• What is required: Copy every record below exactly.
┌─ Exercise inputs
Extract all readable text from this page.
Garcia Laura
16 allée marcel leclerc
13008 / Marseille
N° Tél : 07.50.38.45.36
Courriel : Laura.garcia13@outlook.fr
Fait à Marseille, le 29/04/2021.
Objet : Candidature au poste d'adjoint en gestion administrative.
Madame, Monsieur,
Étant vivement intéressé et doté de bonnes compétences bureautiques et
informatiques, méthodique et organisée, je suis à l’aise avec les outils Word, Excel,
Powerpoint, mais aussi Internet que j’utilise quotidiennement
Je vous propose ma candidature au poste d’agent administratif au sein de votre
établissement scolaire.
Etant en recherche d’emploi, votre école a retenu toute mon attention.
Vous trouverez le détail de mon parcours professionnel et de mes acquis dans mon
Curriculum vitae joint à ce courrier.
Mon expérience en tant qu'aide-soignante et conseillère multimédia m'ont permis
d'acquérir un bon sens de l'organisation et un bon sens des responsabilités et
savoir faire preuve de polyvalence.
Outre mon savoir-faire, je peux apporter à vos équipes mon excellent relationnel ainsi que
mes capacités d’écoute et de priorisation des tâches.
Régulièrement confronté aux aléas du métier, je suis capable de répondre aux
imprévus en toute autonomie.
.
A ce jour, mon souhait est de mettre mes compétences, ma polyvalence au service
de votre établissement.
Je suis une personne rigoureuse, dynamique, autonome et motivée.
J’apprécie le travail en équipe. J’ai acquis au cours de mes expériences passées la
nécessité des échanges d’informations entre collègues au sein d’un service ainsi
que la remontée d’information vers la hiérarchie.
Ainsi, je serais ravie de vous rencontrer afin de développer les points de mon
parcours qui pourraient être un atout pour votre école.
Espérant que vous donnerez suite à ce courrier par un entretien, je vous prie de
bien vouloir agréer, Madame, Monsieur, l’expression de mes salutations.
└─
• Right answer:
Extract all readable text from this page.
Garcia Laura
16 allée marcel leclerc
13008 / Marseille
N° Tél : 07.50.38.45.36
Courriel : Laura.garcia13@outlook.fr
Fait à Marseille, le 29/04/2021.
Objet : Candidature au poste d'adjoint en gestion administrative.
Madame, Monsieur,
Étant vivement intéressé et doté de bonnes compétences bureautiques et
informatiques, méthodique et organisée, je suis à l’aise avec les outils Word, Excel,
Powerpoint, mais aussi Internet que j’utilise quotidiennement
Je vous propose ma candidature au poste d’agent administratif au sein de votre
établissement scolaire.
Etant en recherche d’emploi, votre école a retenu toute mon attention.
Vous trouverez le détail de mon parcours professionnel et de mes acquis dans mon
Curriculum vitae joint à ce courrier.
Mon expérience en tant qu'aide-soignante et conseillère multimédia m'ont permis
d'acquérir un bon sens de l'organisation et un bon sens des responsabilités et
savoir faire preuve de polyvalence.
Outre mon savoir-faire, je peux apporter à vos équipes mon excellent relationnel ainsi que
mes capacités d’écoute et de priorisation des tâches.
Régulièrement confronté aux aléas du métier, je suis capable de répondre aux
imprévus en toute autonomie.
.
A ce jour, mon souhait est de mettre mes compétences, ma polyvalence au service
de votre établissement.
Je suis une personne rigoureuse, dynamique, autonome et motivée.
J’apprécie le travail en équipe. J’ai acquis au cours de mes expériences passées la
nécessité des échanges d’informations entre collègues au sein d’un service ainsi
que la remontée d’information vers la hiérarchie.
Ainsi, je serais ravie de vous rencontrer afin de développer les points de mon
parcours qui pourraient être un atout pour votre école.
Espérant que vous donnerez suite à ce courrier par un entretien, je vous prie de
bien vouloir agréer, Madame, Monsieur, l’expression de mes salutations.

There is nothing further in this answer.